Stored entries

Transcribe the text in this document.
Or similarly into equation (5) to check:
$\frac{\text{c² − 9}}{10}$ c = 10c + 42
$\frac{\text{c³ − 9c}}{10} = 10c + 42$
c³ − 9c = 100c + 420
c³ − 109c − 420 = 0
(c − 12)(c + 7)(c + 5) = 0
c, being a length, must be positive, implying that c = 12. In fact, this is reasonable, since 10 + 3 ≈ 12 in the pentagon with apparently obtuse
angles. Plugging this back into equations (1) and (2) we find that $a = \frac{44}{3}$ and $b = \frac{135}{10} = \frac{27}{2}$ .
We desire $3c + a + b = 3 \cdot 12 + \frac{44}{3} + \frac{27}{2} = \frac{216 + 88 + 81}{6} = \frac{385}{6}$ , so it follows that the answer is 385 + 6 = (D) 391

==

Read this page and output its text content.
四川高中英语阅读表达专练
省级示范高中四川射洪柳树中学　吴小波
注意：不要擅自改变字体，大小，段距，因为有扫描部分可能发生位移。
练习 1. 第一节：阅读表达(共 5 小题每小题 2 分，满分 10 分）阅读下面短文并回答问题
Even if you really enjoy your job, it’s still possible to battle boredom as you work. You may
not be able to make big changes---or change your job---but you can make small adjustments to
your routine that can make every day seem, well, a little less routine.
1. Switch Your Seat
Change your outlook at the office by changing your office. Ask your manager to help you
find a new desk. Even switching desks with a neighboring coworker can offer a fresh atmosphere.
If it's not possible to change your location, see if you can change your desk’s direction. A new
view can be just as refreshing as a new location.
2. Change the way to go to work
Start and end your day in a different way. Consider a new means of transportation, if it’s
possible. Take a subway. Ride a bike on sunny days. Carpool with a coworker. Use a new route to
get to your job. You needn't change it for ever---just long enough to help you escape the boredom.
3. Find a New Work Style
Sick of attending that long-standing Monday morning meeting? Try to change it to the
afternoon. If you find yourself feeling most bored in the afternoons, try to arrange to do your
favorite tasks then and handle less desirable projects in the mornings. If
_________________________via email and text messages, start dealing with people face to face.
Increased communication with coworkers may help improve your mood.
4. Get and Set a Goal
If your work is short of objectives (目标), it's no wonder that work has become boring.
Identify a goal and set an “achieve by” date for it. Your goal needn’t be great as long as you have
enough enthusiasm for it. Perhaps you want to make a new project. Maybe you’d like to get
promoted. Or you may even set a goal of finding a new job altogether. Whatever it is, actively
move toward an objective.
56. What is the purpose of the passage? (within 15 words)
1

▸ **Task prompt**: Identify each line containing the string "this" and copy it out.

▸ **Exercise solution**:
Transcribe the text in this document.
c, being a length, must be positive, implying that c = 12. In fact, this is reasonable, since 10 + 3 ≈ 12 in the pentagon with apparently obtuse
angles. Plugging this back into equations (1) and (2) we find that $a = \frac{44}{3}$ and $b = \frac{135}{10} = \frac{27}{2}$ .
Read this page and output its text content.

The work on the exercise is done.